START

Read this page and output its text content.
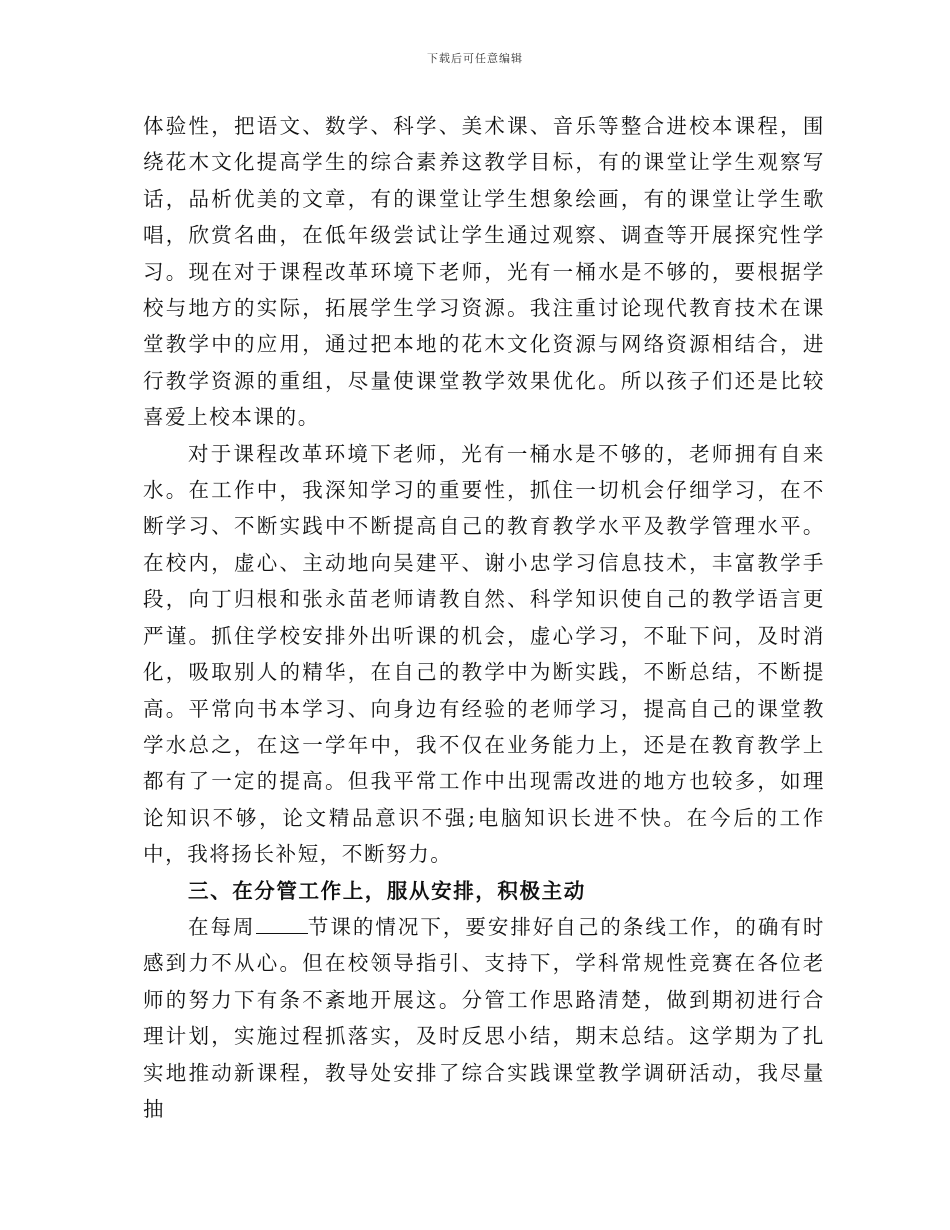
下载后可任意编辑

体验性，把语文、数学、科学、美术课、音乐等整合进校本课程，围绕花木文化提高学生的综合素养这教学目标，有的课堂让学生观察写话，品析优美的文章，有的课堂让学生想象绘画，有的课堂让学生歌唱，欣赏名曲，在低年级尝试让学生通过观察、调查等开展探究性学习。现在对于课程改革环境下老师，光有一桶水是不够的，要根据学校与地方的实际，拓展学生学习资源。我注重讨论现代教育技术在课堂教学中的应用，通过把本地的花木文化资源与网络资源相结合，进行教学资源的重组，尽量使课堂教学效果优化。所以孩子们还是比较喜爱上校本课的。

对于课程改革环境下老师，光有一桶水是不够的，老师拥有自来水。在工作中，我深知学习的重要性，抓住一切机会仔细学习，在不断学习、不断实践中不断提高自己的教育教学水平及教学管理水平。在校内，虚心、主动地向吴建平、谢小忠学习信息技术，丰富教学手段，向丁归根和张永苗老师请教自然、科学知识使自己的教学语言更严谨。抓住学校安排外出听课的机会，虚心学习，不耻下问，及时消化，吸取别人的精华，在自己的教学中为断实践，不断总结，不断提高。平常向书本学习、向身边有经验的老师学习，提高自己的课堂教学水总之，在这一学年中，我不仅在业务能力上，还是在教育教学上都有了一定的提高。但我平常工作中出现需改进的地方也较多，如理论知识不够，论文精品意识不强;电脑知识长进不快。在今后的工作中，我将扬长补短，不断努力。

三、在分管工作上，服从安排，积极主动

在每周	节课的情况下，要安排好自己的条线工作，的确有时感到力不从心。但在校领导指引、支持下，学科常规性竞赛在各位老师的努力下有条不紊地开展这。分管工作思路清楚，做到期初进行合理计划，实施过程抓落实，及时反思小结，期末总结。这学期为了扎实地推动新课程，教导处安排了综合实践课堂教学调研活动，我尽量抽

END

▸ **Written instruction**
Gather each line of the listing that holds the string "光有一桶水是不够的".

▸ **Output for this exercise**
体验性，把语文、数学、科学、美术课、音乐等整合进校本课程，围绕花木文化提高学生的综合素养这教学目标，有的课堂让学生观察写话，品析优美的文章，有的课堂让学生想象绘画，有的课堂让学生歌唱，欣赏名曲，在低年级尝试让学生通过观察、调查等开展探究性学习。现在对于课程改革环境下老师，光有一桶水是不够的，要根据学校与地方的实际，拓展学生学习资源。我注重讨论现代教育技术在课堂教学中的应用，通过把本地的花木文化资源与网络资源相结合，进行教学资源的重组，尽量使课堂教学效果优化。所以孩子们还是比较喜爱上校本课的。
对于课程改革环境下老师，光有一桶水是不够的，老师拥有自来水。在工作中，我深知学习的重要性，抓住一切机会仔细学习，在不断学习、不断实践中不断提高自己的教育教学水平及教学管理水平。在校内，虚心、主动地向吴建平、谢小忠学习信息技术，丰富教学手段，向丁归根和张永苗老师请教自然、科学知识使自己的教学语言更严谨。抓住学校安排外出听课的机会，虚心学习，不耻下问，及时消化，吸取别人的精华，在自己的教学中为断实践，不断总结，不断提高。平常向书本学习、向身边有经验的老师学习，提高自己的课堂教学水总之，在这一学年中，我不仅在业务能力上，还是在教育教学上都有了一定的提高。但我平常工作中出现需改进的地方也较多，如理论知识不够，论文精品意识不强;电脑知识长进不快。在今后的工作中，我将扬长补短，不断努力。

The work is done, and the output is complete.